• **Qué harás**:
¿Puedes copiar sin ningún cambio las líneas de los datos de abajo que van desde la que contiene "svg-text:Temperature (°F): Temperature" hasta la que contiene "localize each UI", ambas incluidas?

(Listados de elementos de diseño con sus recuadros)
* * * * * * *

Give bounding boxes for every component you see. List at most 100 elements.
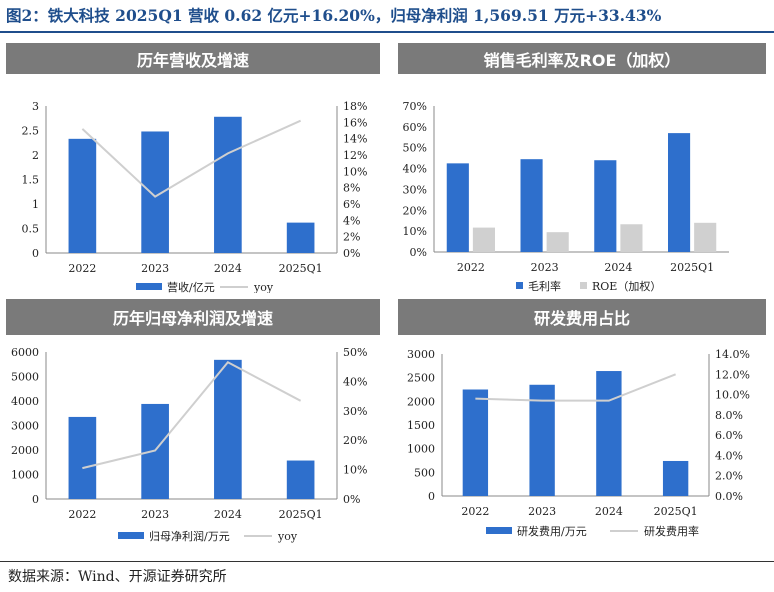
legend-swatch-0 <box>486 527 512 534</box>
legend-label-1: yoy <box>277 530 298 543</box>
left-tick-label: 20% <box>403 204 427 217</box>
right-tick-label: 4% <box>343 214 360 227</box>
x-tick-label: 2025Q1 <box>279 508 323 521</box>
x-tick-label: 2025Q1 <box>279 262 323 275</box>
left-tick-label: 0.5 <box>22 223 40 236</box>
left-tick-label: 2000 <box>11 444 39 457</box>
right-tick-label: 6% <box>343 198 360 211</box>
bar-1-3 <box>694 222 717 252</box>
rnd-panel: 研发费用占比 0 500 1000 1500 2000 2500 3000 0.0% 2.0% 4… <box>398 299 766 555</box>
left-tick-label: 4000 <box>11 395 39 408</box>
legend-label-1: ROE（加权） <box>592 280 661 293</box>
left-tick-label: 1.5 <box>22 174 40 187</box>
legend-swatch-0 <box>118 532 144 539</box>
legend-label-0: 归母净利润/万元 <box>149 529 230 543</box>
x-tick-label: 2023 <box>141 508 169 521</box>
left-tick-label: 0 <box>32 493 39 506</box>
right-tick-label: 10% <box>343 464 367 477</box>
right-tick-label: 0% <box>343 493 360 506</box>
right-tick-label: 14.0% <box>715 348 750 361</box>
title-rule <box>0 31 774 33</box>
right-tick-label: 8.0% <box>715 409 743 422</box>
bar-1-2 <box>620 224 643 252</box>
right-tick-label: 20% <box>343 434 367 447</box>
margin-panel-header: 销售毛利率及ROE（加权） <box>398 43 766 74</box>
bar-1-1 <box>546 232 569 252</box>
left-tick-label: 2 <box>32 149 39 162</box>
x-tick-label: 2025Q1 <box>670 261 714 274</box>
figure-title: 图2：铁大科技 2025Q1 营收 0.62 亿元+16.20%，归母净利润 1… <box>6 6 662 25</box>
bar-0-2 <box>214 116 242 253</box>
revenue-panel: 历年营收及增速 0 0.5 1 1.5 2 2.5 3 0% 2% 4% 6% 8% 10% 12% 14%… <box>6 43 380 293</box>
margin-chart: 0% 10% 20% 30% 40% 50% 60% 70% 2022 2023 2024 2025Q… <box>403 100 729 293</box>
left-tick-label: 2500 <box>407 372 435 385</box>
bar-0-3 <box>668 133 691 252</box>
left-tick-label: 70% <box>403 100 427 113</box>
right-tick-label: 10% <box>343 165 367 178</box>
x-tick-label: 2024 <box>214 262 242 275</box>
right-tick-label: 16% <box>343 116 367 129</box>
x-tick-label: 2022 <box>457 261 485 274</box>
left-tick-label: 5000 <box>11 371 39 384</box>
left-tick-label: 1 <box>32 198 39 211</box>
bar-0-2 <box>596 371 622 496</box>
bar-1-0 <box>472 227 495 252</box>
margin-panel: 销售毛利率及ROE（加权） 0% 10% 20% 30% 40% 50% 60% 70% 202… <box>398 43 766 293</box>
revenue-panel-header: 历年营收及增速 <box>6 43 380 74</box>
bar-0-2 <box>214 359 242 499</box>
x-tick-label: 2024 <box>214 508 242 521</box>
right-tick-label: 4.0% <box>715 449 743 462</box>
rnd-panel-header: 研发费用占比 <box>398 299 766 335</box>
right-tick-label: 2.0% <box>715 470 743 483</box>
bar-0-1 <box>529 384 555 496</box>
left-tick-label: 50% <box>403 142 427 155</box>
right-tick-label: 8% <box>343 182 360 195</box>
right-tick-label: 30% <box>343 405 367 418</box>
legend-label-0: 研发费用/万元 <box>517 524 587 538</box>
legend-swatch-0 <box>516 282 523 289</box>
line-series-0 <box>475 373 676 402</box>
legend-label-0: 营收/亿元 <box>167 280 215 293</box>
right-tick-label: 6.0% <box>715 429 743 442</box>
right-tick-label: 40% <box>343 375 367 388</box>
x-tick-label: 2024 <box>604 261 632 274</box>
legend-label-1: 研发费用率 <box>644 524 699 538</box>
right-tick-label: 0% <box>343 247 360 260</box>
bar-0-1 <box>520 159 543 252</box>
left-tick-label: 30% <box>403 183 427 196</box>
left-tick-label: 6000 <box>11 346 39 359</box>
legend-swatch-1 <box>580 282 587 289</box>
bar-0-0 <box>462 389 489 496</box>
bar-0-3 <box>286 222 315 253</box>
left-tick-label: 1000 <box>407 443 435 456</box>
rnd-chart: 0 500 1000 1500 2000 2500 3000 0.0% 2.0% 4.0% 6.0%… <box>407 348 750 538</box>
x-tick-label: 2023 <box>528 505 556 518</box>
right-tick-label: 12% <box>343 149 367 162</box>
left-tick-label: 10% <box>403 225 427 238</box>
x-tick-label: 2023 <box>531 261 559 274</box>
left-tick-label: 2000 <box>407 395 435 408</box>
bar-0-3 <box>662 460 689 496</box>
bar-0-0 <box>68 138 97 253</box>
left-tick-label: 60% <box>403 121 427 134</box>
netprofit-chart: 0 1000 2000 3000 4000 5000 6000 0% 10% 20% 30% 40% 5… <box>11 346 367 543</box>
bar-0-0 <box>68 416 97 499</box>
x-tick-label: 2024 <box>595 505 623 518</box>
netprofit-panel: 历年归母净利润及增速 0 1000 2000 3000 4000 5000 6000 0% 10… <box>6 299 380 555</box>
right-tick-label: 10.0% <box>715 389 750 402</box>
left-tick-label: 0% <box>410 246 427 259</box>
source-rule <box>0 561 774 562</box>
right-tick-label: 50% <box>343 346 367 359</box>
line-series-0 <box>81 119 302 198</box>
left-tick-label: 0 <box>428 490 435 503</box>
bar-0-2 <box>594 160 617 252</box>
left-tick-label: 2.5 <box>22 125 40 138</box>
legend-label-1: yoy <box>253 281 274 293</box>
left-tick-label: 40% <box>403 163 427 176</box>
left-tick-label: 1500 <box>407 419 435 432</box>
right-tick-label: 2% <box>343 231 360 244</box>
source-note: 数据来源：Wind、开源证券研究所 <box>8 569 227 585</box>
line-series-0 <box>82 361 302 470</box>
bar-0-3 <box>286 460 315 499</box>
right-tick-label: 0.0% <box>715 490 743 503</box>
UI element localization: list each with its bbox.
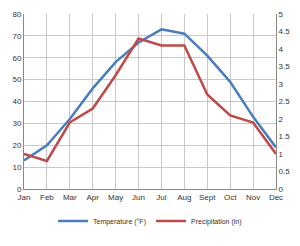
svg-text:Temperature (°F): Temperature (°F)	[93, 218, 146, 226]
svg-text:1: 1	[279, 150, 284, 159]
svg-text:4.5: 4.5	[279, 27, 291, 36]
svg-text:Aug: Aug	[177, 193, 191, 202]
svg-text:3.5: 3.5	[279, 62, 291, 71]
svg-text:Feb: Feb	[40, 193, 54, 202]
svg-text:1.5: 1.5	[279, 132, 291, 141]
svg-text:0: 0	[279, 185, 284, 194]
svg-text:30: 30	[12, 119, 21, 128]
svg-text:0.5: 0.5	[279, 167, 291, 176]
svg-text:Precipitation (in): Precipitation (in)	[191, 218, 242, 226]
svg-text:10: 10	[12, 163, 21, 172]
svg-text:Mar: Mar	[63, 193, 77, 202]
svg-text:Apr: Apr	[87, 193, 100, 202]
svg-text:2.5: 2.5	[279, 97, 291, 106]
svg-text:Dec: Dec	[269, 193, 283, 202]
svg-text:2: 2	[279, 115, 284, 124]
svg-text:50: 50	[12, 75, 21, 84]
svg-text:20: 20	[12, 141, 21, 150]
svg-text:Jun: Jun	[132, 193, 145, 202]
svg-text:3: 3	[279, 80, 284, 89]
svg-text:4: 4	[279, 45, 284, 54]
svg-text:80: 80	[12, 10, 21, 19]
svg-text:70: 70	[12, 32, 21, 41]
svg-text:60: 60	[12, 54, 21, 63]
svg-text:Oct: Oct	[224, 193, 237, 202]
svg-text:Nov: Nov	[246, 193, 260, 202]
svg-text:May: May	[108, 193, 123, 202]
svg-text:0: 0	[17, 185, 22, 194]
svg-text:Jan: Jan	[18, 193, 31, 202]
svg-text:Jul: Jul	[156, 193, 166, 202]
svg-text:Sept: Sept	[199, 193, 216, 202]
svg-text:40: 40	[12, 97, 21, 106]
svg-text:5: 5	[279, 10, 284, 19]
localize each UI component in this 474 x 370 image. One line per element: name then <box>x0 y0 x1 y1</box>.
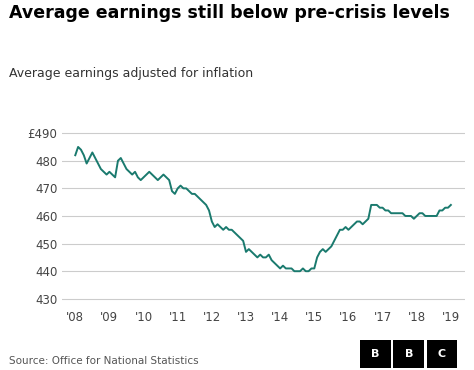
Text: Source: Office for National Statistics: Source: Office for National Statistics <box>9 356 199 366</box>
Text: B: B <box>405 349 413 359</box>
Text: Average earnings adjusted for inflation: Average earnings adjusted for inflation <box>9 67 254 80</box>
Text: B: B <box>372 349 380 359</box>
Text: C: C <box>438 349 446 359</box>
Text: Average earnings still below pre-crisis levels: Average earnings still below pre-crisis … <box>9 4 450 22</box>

* * * * * * *

• **Solución**:
svg-text:Temperature (°F): Temperature (°F)	[93, 218, 146, 226]
svg-text:1: 1	[279, 150, 284, 159]
svg-text:4.5: 4.5	[279, 27, 291, 36]
svg-text:Aug: Aug	[177, 193, 191, 202]
svg-text:3.5: 3.5	[279, 62, 291, 71]
svg-text:Feb: Feb	[40, 193, 54, 202]
svg-text:1.5: 1.5	[279, 132, 291, 141]
svg-text:0: 0	[279, 185, 284, 194]
svg-text:30: 30	[12, 119, 21, 128]
svg-text:0.5: 0.5	[279, 167, 291, 176]
svg-text:Precipitation (in): Precipitation (in)	[191, 218, 242, 226]
svg-text:10: 10	[12, 163, 21, 172]
svg-text:Mar: Mar	[63, 193, 77, 202]
svg-text:Apr: Apr	[87, 193, 100, 202]
svg-text:2.5: 2.5	[279, 97, 291, 106]
svg-text:Dec: Dec	[269, 193, 283, 202]
svg-text:2: 2	[279, 115, 284, 124]
svg-text:50: 50	[12, 75, 21, 84]
svg-text:20: 20	[12, 141, 21, 150]
svg-text:Jun: Jun	[132, 193, 145, 202]
svg-text:3: 3	[279, 80, 284, 89]
svg-text:4: 4	[279, 45, 284, 54]
svg-text:80: 80	[12, 10, 21, 19]
svg-text:70: 70	[12, 32, 21, 41]
svg-text:60: 60	[12, 54, 21, 63]
svg-text:Oct: Oct	[224, 193, 237, 202]
svg-text:Nov: Nov	[246, 193, 260, 202]
svg-text:May: May	[108, 193, 123, 202]
svg-text:0: 0	[17, 185, 22, 194]
svg-text:Jan: Jan	[18, 193, 31, 202]
svg-text:Jul: Jul	[156, 193, 166, 202]
svg-text:Sept: Sept	[199, 193, 216, 202]
svg-text:40: 40	[12, 97, 21, 106]
svg-text:5: 5	[279, 10, 284, 19]
localize each UI component in this 474 x 370 image. One line per element: name then <box>x0 y0 x1 y1</box>.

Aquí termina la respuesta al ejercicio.